[Stated exercise] Repeat the whole listing exactly as written.

---------- Data shown ----------

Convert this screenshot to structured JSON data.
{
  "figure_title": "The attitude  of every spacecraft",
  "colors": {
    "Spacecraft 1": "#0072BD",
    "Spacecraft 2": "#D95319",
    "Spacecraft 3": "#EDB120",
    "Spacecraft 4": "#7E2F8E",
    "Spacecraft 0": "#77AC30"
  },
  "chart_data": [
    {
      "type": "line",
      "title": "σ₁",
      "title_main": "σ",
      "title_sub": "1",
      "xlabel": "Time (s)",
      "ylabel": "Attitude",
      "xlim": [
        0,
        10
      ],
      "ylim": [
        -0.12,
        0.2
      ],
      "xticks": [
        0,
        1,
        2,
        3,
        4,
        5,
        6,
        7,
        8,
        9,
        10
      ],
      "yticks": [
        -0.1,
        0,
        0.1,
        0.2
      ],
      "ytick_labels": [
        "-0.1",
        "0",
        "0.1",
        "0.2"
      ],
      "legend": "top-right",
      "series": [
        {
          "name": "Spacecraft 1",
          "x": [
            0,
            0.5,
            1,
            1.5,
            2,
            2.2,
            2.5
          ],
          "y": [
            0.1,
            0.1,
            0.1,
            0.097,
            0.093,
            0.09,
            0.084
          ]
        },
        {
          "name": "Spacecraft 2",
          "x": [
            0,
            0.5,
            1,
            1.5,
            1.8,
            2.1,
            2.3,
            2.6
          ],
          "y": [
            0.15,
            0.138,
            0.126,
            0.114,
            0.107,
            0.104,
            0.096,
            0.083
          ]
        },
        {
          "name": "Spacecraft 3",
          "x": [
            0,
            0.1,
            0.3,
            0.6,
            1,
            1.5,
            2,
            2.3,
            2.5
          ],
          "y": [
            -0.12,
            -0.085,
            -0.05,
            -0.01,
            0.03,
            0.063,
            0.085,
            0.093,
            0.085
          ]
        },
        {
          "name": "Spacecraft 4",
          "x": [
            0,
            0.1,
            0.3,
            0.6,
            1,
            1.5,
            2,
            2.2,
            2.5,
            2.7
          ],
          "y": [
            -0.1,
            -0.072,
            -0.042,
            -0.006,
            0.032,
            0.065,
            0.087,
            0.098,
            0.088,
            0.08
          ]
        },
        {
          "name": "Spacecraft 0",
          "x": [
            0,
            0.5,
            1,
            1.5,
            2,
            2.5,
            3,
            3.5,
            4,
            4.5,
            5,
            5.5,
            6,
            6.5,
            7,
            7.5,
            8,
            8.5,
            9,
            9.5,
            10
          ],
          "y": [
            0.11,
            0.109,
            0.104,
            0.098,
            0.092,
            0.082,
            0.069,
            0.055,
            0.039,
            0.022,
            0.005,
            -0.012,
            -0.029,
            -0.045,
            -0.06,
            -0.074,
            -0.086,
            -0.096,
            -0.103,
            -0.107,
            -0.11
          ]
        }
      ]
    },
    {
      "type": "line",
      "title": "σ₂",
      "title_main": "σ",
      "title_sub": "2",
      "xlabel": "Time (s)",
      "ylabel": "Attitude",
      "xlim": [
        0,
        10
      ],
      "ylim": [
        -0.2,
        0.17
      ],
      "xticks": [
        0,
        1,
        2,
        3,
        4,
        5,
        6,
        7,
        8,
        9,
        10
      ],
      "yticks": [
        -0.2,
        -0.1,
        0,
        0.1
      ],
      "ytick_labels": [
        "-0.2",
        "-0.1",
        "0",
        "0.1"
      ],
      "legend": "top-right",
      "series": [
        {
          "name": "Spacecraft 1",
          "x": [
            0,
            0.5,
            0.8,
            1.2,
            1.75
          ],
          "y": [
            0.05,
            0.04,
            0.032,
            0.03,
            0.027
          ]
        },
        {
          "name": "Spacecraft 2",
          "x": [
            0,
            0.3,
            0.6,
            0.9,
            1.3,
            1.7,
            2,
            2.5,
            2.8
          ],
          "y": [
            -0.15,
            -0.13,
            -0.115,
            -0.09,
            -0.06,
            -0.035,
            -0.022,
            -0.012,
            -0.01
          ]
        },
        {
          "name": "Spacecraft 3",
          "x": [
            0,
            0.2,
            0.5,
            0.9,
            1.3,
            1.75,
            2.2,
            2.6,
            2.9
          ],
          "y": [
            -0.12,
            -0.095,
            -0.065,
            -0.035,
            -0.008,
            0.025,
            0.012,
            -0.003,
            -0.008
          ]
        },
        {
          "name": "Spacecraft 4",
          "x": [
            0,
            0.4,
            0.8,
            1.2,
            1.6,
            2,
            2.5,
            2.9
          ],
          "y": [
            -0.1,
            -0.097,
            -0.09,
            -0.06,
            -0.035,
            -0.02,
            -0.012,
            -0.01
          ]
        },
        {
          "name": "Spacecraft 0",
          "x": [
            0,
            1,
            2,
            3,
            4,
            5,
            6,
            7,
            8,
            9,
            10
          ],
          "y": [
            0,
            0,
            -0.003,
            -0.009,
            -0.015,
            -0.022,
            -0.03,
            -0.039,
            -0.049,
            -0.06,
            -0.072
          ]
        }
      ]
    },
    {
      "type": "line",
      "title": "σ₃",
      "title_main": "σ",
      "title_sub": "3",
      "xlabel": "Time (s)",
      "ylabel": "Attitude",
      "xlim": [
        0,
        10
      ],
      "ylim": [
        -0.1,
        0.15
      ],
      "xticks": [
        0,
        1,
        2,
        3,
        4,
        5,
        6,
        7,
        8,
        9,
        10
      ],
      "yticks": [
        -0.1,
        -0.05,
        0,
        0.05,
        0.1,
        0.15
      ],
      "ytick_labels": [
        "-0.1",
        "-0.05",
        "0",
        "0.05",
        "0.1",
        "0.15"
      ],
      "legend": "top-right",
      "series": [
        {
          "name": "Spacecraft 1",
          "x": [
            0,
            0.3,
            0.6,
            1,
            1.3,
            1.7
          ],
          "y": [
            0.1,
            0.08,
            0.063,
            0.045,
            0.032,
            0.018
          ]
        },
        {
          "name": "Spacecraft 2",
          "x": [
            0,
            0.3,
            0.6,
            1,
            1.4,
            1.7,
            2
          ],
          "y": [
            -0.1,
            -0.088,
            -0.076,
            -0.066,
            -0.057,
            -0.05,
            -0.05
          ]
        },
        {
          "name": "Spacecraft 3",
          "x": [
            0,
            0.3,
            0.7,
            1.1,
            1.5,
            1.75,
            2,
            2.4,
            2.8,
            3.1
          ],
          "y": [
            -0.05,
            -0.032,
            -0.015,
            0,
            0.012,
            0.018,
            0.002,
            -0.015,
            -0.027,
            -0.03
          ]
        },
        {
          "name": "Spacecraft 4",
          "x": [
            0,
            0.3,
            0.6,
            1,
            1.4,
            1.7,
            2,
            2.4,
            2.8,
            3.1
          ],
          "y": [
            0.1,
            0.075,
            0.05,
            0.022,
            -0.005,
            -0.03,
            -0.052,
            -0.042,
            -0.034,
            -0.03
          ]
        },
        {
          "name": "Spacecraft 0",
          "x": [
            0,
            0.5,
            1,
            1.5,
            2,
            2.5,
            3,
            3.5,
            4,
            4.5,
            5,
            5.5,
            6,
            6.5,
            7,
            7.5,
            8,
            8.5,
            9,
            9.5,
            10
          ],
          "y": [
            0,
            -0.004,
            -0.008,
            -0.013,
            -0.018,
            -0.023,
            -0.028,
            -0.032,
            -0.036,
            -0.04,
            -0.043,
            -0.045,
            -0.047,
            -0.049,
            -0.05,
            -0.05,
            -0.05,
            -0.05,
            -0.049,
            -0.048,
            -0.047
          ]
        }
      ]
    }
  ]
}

----------

[Answer]
Convert this screenshot to structured JSON data.
{
  "figure_title": "The attitude  of every spacecraft",
  "colors": {
    "Spacecraft 1": "#0072BD",
    "Spacecraft 2": "#D95319",
    "Spacecraft 3": "#EDB120",
    "Spacecraft 4": "#7E2F8E",
    "Spacecraft 0": "#77AC30"
  },
  "chart_data": [
    {
      "type": "line",
      "title": "σ₁",
      "title_main": "σ",
      "title_sub": "1",
      "xlabel": "Time (s)",
      "ylabel": "Attitude",
      "xlim": [
        0,
        10
      ],
      "ylim": [
        -0.12,
        0.2
      ],
      "xticks": [
        0,
        1,
        2,
        3,
        4,
        5,
        6,
        7,
        8,
        9,
        10
      ],
      "yticks": [
        -0.1,
        0,
        0.1,
        0.2
      ],
      "ytick_labels": [
        "-0.1",
        "0",
        "0.1",
        "0.2"
      ],
      "legend": "top-right",
      "series": [
        {
          "name": "Spacecraft 1",
          "x": [
            0,
            0.5,
            1,
            1.5,
            2,
            2.2,
            2.5
          ],
          "y": [
            0.1,
            0.1,
            0.1,
            0.097,
            0.093,
            0.09,
            0.084
          ]
        },
        {
          "name": "Spacecraft 2",
          "x": [
            0,
            0.5,
            1,
            1.5,
            1.8,
            2.1,
            2.3,
            2.6
          ],
          "y": [
            0.15,
            0.138,
            0.126,
            0.114,
            0.107,
            0.104,
            0.096,
            0.083
          ]
        },
        {
          "name": "Spacecraft 3",
          "x": [
            0,
            0.1,
            0.3,
            0.6,
            1,
            1.5,
            2,
            2.3,
            2.5
          ],
          "y": [
            -0.12,
            -0.085,
            -0.05,
            -0.01,
            0.03,
            0.063,
            0.085,
            0.093,
            0.085
          ]
        },
        {
          "name": "Spacecraft 4",
          "x": [
            0,
            0.1,
            0.3,
            0.6,
            1,
            1.5,
            2,
            2.2,
            2.5,
            2.7
          ],
          "y": [
            -0.1,
            -0.072,
            -0.042,
            -0.006,
            0.032,
            0.065,
            0.087,
            0.098,
            0.088,
            0.08
          ]
        },
        {
          "name": "Spacecraft 0",
          "x": [
            0,
            0.5,
            1,
            1.5,
            2,
            2.5,
            3,
            3.5,
            4,
            4.5,
            5,
            5.5,
            6,
            6.5,
            7,
            7.5,
            8,
            8.5,
            9,
            9.5,
            10
          ],
          "y": [
            0.11,
            0.109,
            0.104,
            0.098,
            0.092,
            0.082,
            0.069,
            0.055,
            0.039,
            0.022,
            0.005,
            -0.012,
            -0.029,
            -0.045,
            -0.06,
            -0.074,
            -0.086,
            -0.096,
            -0.103,
            -0.107,
            -0.11
          ]
        }
      ]
    },
    {
      "type": "line",
      "title": "σ₂",
      "title_main": "σ",
      "title_sub": "2",
      "xlabel": "Time (s)",
      "ylabel": "Attitude",
      "xlim": [
        0,
        10
      ],
      "ylim": [
        -0.2,
        0.17
      ],
      "xticks": [
        0,
        1,
        2,
        3,
        4,
        5,
        6,
        7,
        8,
        9,
        10
      ],
      "yticks": [
        -0.2,
        -0.1,
        0,
        0.1
      ],
      "ytick_labels": [
        "-0.2",
        "-0.1",
        "0",
        "0.1"
      ],
      "legend": "top-right",
      "series": [
        {
          "name": "Spacecraft 1",
          "x": [
            0,
            0.5,
            0.8,
            1.2,
            1.75
          ],
          "y": [
            0.05,
            0.04,
            0.032,
            0.03,
            0.027
          ]
        },
        {
          "name": "Spacecraft 2",
          "x": [
            0,
            0.3,
            0.6,
            0.9,
            1.3,
            1.7,
            2,
            2.5,
            2.8
          ],
          "y": [
            -0.15,
            -0.13,
            -0.115,
            -0.09,
            -0.06,
            -0.035,
            -0.022,
            -0.012,
            -0.01
          ]
        },
        {
          "name": "Spacecraft 3",
          "x": [
            0,
            0.2,
            0.5,
            0.9,
            1.3,
            1.75,
            2.2,
            2.6,
            2.9
          ],
          "y": [
            -0.12,
            -0.095,
            -0.065,
            -0.035,
            -0.008,
            0.025,
            0.012,
            -0.003,
            -0.008
          ]
        },
        {
          "name": "Spacecraft 4",
          "x": [
            0,
            0.4,
            0.8,
            1.2,
            1.6,
            2,
            2.5,
            2.9
          ],
          "y": [
            -0.1,
            -0.097,
            -0.09,
            -0.06,
            -0.035,
            -0.02,
            -0.012,
            -0.01
          ]
        },
        {
          "name": "Spacecraft 0",
          "x": [
            0,
            1,
            2,
            3,
            4,
            5,
            6,
            7,
            8,
            9,
            10
          ],
          "y": [
            0,
            0,
            -0.003,
            -0.009,
            -0.015,
            -0.022,
            -0.03,
            -0.039,
            -0.049,
            -0.06,
            -0.072
          ]
        }
      ]
    },
    {
      "type": "line",
      "title": "σ₃",
      "title_main": "σ",
      "title_sub": "3",
      "xlabel": "Time (s)",
      "ylabel": "Attitude",
      "xlim": [
        0,
        10
      ],
      "ylim": [
        -0.1,
        0.15
      ],
      "xticks": [
        0,
        1,
        2,
        3,
        4,
        5,
        6,
        7,
        8,
        9,
        10
      ],
      "yticks": [
        -0.1,
        -0.05,
        0,
        0.05,
        0.1,
        0.15
      ],
      "ytick_labels": [
        "-0.1",
        "-0.05",
        "0",
        "0.05",
        "0.1",
        "0.15"
      ],
      "legend": "top-right",
      "series": [
        {
          "name": "Spacecraft 1",
          "x": [
            0,
            0.3,
            0.6,
            1,
            1.3,
            1.7
          ],
          "y": [
            0.1,
            0.08,
            0.063,
            0.045,
            0.032,
            0.018
          ]
        },
        {
          "name": "Spacecraft 2",
          "x": [
            0,
            0.3,
            0.6,
            1,
            1.4,
            1.7,
            2
          ],
          "y": [
            -0.1,
            -0.088,
            -0.076,
            -0.066,
            -0.057,
            -0.05,
            -0.05
          ]
        },
        {
          "name": "Spacecraft 3",
          "x": [
            0,
            0.3,
            0.7,
            1.1,
            1.5,
            1.75,
            2,
            2.4,
            2.8,
            3.1
          ],
          "y": [
            -0.05,
            -0.032,
            -0.015,
            0,
            0.012,
            0.018,
            0.002,
            -0.015,
            -0.027,
            -0.03
          ]
        },
        {
          "name": "Spacecraft 4",
          "x": [
            0,
            0.3,
            0.6,
            1,
            1.4,
            1.7,
            2,
            2.4,
            2.8,
            3.1
          ],
          "y": [
            0.1,
            0.075,
            0.05,
            0.022,
            -0.005,
            -0.03,
            -0.052,
            -0.042,
            -0.034,
            -0.03
          ]
        },
        {
          "name": "Spacecraft 0",
          "x": [
            0,
            0.5,
            1,
            1.5,
            2,
            2.5,
            3,
            3.5,
            4,
            4.5,
            5,
            5.5,
            6,
            6.5,
            7,
            7.5,
            8,
            8.5,
            9,
            9.5,
            10
          ],
          "y": [
            0,
            -0.004,
            -0.008,
            -0.013,
            -0.018,
            -0.023,
            -0.028,
            -0.032,
            -0.036,
            -0.04,
            -0.043,
            -0.045,
            -0.047,
            -0.049,
            -0.05,
            -0.05,
            -0.05,
            -0.05,
            -0.049,
            -0.048,
            -0.047
          ]
        }
      ]
    }
  ]
}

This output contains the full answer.